» **EXERCISE DIRECTIONS**
For the data below, work out how many lines include the string "JSON" and report only the number.
=== DATA EXCERPTS ===
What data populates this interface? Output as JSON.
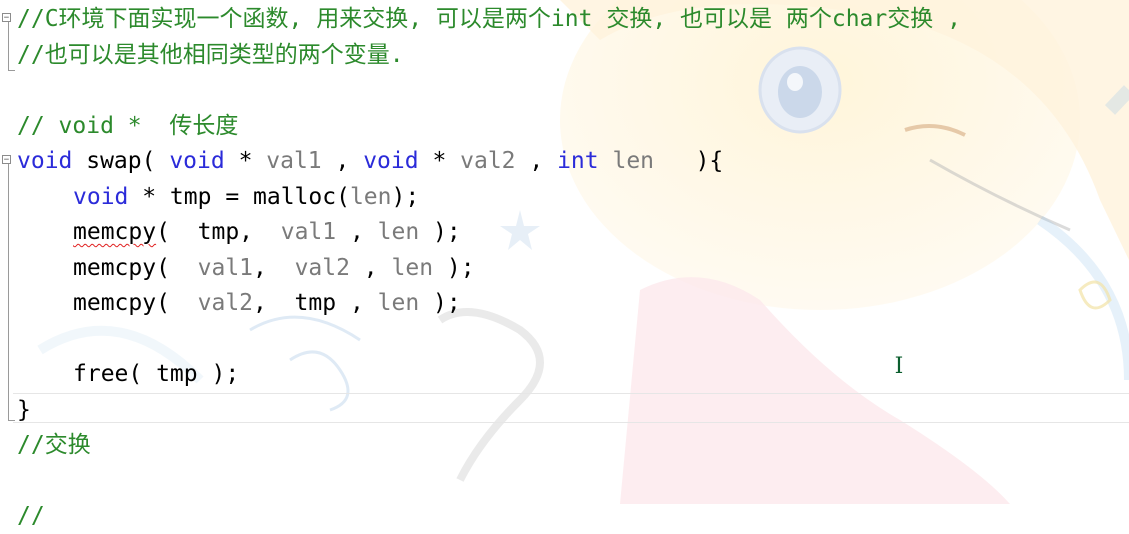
{
  "editor": {
    "lines": [
      {
        "tokens": [
          {
            "t": "cm",
            "v": "//C环境下面实现一个函数, 用来交换, 可以是两个int 交换, 也可以是 两个char交换 ,"
          }
        ]
      },
      {
        "tokens": [
          {
            "t": "cm",
            "v": "//也可以是其他相同类型的两个变量."
          }
        ]
      },
      {
        "tokens": []
      },
      {
        "tokens": [
          {
            "t": "cm",
            "v": "// void *  传长度"
          }
        ]
      },
      {
        "tokens": [
          {
            "t": "kw",
            "v": "void"
          },
          {
            "t": "tx",
            "v": " swap( "
          },
          {
            "t": "kw",
            "v": "void"
          },
          {
            "t": "tx",
            "v": " * "
          },
          {
            "t": "pm",
            "v": "val1"
          },
          {
            "t": "tx",
            "v": " , "
          },
          {
            "t": "kw",
            "v": "void"
          },
          {
            "t": "tx",
            "v": " * "
          },
          {
            "t": "pm",
            "v": "val2"
          },
          {
            "t": "tx",
            "v": " , "
          },
          {
            "t": "kw",
            "v": "int"
          },
          {
            "t": "tx",
            "v": " "
          },
          {
            "t": "pm",
            "v": "len"
          },
          {
            "t": "tx",
            "v": "   ){"
          }
        ]
      },
      {
        "indent": 1,
        "tokens": [
          {
            "t": "kw",
            "v": "void"
          },
          {
            "t": "tx",
            "v": " * tmp = malloc("
          },
          {
            "t": "pm",
            "v": "len"
          },
          {
            "t": "tx",
            "v": ");"
          }
        ]
      },
      {
        "indent": 1,
        "tokens": [
          {
            "t": "tx",
            "v": "memcpy",
            "err": true
          },
          {
            "t": "tx",
            "v": "(  tmp,  "
          },
          {
            "t": "pm",
            "v": "val1"
          },
          {
            "t": "tx",
            "v": " , "
          },
          {
            "t": "pm",
            "v": "len"
          },
          {
            "t": "tx",
            "v": " );"
          }
        ]
      },
      {
        "indent": 1,
        "tokens": [
          {
            "t": "tx",
            "v": "memcpy(  "
          },
          {
            "t": "pm",
            "v": "val1"
          },
          {
            "t": "tx",
            "v": ",  "
          },
          {
            "t": "pm",
            "v": "val2"
          },
          {
            "t": "tx",
            "v": " , "
          },
          {
            "t": "pm",
            "v": "len"
          },
          {
            "t": "tx",
            "v": " );"
          }
        ]
      },
      {
        "indent": 1,
        "tokens": [
          {
            "t": "tx",
            "v": "memcpy(  "
          },
          {
            "t": "pm",
            "v": "val2"
          },
          {
            "t": "tx",
            "v": ",  tmp , "
          },
          {
            "t": "pm",
            "v": "len"
          },
          {
            "t": "tx",
            "v": " );"
          }
        ]
      },
      {
        "tokens": []
      },
      {
        "indent": 1,
        "tokens": [
          {
            "t": "tx",
            "v": "free( tmp );"
          }
        ]
      },
      {
        "tokens": [
          {
            "t": "tx",
            "v": "}"
          }
        ]
      },
      {
        "tokens": [
          {
            "t": "cm",
            "v": "//交换"
          }
        ]
      },
      {
        "tokens": []
      },
      {
        "tokens": [
          {
            "t": "cm",
            "v": "//"
          }
        ]
      }
    ]
  },
  "colors": {
    "comment": "#2c8a2c",
    "keyword": "#2b2bd9",
    "param": "#7a7a7a",
    "text": "#000000",
    "error_underline": "#e02020"
  },
  "icons": {
    "fold": "fold-collapse-icon",
    "cursor": "text-ibeam-cursor-icon"
  }
}
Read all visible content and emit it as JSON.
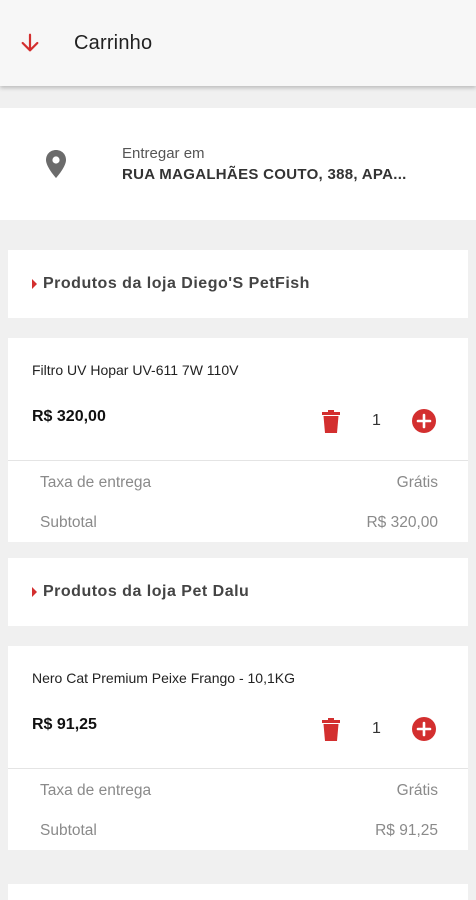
{
  "header": {
    "title": "Carrinho",
    "back_icon": "arrow-down-icon"
  },
  "address": {
    "label": "Entregar em",
    "value": "RUA MAGALHÃES COUTO, 388, APA..."
  },
  "colors": {
    "accent": "#d32f2f",
    "background": "#f0f0f0"
  },
  "stores": [
    {
      "header": "Produtos da loja Diego'S PetFish",
      "product": {
        "name": "Filtro UV Hopar UV-611 7W 110V",
        "price": "R$ 320,00",
        "quantity": "1"
      },
      "fee_label": "Taxa de entrega",
      "fee_value": "Grátis",
      "subtotal_label": "Subtotal",
      "subtotal_value": "R$ 320,00"
    },
    {
      "header": "Produtos da loja Pet Dalu",
      "product": {
        "name": "Nero Cat Premium Peixe Frango - 10,1KG",
        "price": "R$ 91,25",
        "quantity": "1"
      },
      "fee_label": "Taxa de entrega",
      "fee_value": "Grátis",
      "subtotal_label": "Subtotal",
      "subtotal_value": "R$ 91,25"
    }
  ]
}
===
» **SOLUTION TO THE EXERCISE**
2